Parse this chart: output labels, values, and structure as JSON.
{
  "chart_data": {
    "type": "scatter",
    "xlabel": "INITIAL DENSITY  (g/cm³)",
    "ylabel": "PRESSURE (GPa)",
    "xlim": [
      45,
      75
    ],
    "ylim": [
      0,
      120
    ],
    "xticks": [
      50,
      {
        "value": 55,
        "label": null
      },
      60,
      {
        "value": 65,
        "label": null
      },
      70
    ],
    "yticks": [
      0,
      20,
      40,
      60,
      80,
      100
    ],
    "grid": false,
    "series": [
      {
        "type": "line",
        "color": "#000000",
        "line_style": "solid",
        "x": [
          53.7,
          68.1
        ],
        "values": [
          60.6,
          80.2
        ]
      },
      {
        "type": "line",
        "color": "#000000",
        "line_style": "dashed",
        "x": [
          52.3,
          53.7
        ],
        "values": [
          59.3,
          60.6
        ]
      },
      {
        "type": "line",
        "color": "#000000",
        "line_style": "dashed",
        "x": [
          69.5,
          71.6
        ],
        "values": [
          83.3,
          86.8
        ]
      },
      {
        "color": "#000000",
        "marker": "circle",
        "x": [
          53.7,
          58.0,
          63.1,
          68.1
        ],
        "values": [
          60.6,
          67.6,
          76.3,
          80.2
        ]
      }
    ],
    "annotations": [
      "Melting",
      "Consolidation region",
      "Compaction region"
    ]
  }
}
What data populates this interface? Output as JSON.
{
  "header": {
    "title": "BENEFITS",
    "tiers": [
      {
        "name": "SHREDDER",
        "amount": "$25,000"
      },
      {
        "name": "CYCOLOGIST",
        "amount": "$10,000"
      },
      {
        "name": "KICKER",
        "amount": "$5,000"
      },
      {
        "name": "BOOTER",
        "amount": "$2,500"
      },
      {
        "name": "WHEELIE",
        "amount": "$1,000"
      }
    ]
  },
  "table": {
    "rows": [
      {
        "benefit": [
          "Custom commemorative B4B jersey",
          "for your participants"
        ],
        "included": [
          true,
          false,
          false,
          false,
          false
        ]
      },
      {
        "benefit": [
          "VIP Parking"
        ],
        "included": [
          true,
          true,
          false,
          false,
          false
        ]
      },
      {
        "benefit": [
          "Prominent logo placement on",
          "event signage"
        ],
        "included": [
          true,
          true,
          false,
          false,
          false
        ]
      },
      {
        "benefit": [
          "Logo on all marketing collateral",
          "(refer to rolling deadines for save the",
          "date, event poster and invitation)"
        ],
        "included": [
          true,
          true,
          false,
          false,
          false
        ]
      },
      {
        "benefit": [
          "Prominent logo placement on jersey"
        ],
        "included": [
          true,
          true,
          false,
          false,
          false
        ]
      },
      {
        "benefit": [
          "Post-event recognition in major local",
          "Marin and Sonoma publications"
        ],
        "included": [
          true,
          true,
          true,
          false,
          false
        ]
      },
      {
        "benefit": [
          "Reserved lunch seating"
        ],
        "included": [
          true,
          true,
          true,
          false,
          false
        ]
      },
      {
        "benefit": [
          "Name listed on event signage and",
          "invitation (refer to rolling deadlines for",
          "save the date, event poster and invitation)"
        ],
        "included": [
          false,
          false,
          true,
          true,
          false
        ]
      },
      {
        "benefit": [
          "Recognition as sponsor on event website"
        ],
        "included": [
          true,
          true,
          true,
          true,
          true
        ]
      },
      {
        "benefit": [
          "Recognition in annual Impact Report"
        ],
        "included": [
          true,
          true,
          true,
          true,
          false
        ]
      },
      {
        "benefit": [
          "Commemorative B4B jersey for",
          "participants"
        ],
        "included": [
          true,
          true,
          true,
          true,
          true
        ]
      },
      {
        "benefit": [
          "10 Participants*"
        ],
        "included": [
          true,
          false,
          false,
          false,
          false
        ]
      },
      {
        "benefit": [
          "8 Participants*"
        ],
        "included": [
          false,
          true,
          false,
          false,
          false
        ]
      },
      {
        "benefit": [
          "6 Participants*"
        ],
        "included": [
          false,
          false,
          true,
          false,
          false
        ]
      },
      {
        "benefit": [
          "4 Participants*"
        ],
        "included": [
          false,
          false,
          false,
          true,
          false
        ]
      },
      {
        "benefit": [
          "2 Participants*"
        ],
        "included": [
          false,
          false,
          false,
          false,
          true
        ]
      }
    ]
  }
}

+++

TASK DESCRIPTION >> The records above must be repeated exactly, every one of them.

THE RESULT >>
Parse this chart: output labels, values, and structure as JSON.
{
  "chart_data": {
    "type": "scatter",
    "xlabel": "INITIAL DENSITY  (g/cm³)",
    "ylabel": "PRESSURE (GPa)",
    "xlim": [
      45,
      75
    ],
    "ylim": [
      0,
      120
    ],
    "xticks": [
      50,
      {
        "value": 55,
        "label": null
      },
      60,
      {
        "value": 65,
        "label": null
      },
      70
    ],
    "yticks": [
      0,
      20,
      40,
      60,
      80,
      100
    ],
    "grid": false,
    "series": [
      {
        "type": "line",
        "color": "#000000",
        "line_style": "solid",
        "x": [
          53.7,
          68.1
        ],
        "values": [
          60.6,
          80.2
        ]
      },
      {
        "type": "line",
        "color": "#000000",
        "line_style": "dashed",
        "x": [
          52.3,
          53.7
        ],
        "values": [
          59.3,
          60.6
        ]
      },
      {
        "type": "line",
        "color": "#000000",
        "line_style": "dashed",
        "x": [
          69.5,
          71.6
        ],
        "values": [
          83.3,
          86.8
        ]
      },
      {
        "color": "#000000",
        "marker": "circle",
        "x": [
          53.7,
          58.0,
          63.1,
          68.1
        ],
        "values": [
          60.6,
          67.6,
          76.3,
          80.2
        ]
      }
    ],
    "annotations": [
      "Melting",
      "Consolidation region",
      "Compaction region"
    ]
  }
}
What data populates this interface? Output as JSON.
{
  "header": {
    "title": "BENEFITS",
    "tiers": [
      {
        "name": "SHREDDER",
        "amount": "$25,000"
      },
      {
        "name": "CYCOLOGIST",
        "amount": "$10,000"
      },
      {
        "name": "KICKER",
        "amount": "$5,000"
      },
      {
        "name": "BOOTER",
        "amount": "$2,500"
      },
      {
        "name": "WHEELIE",
        "amount": "$1,000"
      }
    ]
  },
  "table": {
    "rows": [
      {
        "benefit": [
          "Custom commemorative B4B jersey",
          "for your participants"
        ],
        "included": [
          true,
          false,
          false,
          false,
          false
        ]
      },
      {
        "benefit": [
          "VIP Parking"
        ],
        "included": [
          true,
          true,
          false,
          false,
          false
        ]
      },
      {
        "benefit": [
          "Prominent logo placement on",
          "event signage"
        ],
        "included": [
          true,
          true,
          false,
          false,
          false
        ]
      },
      {
        "benefit": [
          "Logo on all marketing collateral",
          "(refer to rolling deadines for save the",
          "date, event poster and invitation)"
        ],
        "included": [
          true,
          true,
          false,
          false,
          false
        ]
      },
      {
        "benefit": [
          "Prominent logo placement on jersey"
        ],
        "included": [
          true,
          true,
          false,
          false,
          false
        ]
      },
      {
        "benefit": [
          "Post-event recognition in major local",
          "Marin and Sonoma publications"
        ],
        "included": [
          true,
          true,
          true,
          false,
          false
        ]
      },
      {
        "benefit": [
          "Reserved lunch seating"
        ],
        "included": [
          true,
          true,
          true,
          false,
          false
        ]
      },
      {
        "benefit": [
          "Name listed on event signage and",
          "invitation (refer to rolling deadlines for",
          "save the date, event poster and invitation)"
        ],
        "included": [
          false,
          false,
          true,
          true,
          false
        ]
      },
      {
        "benefit": [
          "Recognition as sponsor on event website"
        ],
        "included": [
          true,
          true,
          true,
          true,
          true
        ]
      },
      {
        "benefit": [
          "Recognition in annual Impact Report"
        ],
        "included": [
          true,
          true,
          true,
          true,
          false
        ]
      },
      {
        "benefit": [
          "Commemorative B4B jersey for",
          "participants"
        ],
        "included": [
          true,
          true,
          true,
          true,
          true
        ]
      },
      {
        "benefit": [
          "10 Participants*"
        ],
        "included": [
          true,
          false,
          false,
          false,
          false
        ]
      },
      {
        "benefit": [
          "8 Participants*"
        ],
        "included": [
          false,
          true,
          false,
          false,
          false
        ]
      },
      {
        "benefit": [
          "6 Participants*"
        ],
        "included": [
          false,
          false,
          true,
          false,
          false
        ]
      },
      {
        "benefit": [
          "4 Participants*"
        ],
        "included": [
          false,
          false,
          false,
          true,
          false
        ]
      },
      {
        "benefit": [
          "2 Participants*"
        ],
        "included": [
          false,
          false,
          false,
          false,
          true
        ]
      }
    ]
  }
}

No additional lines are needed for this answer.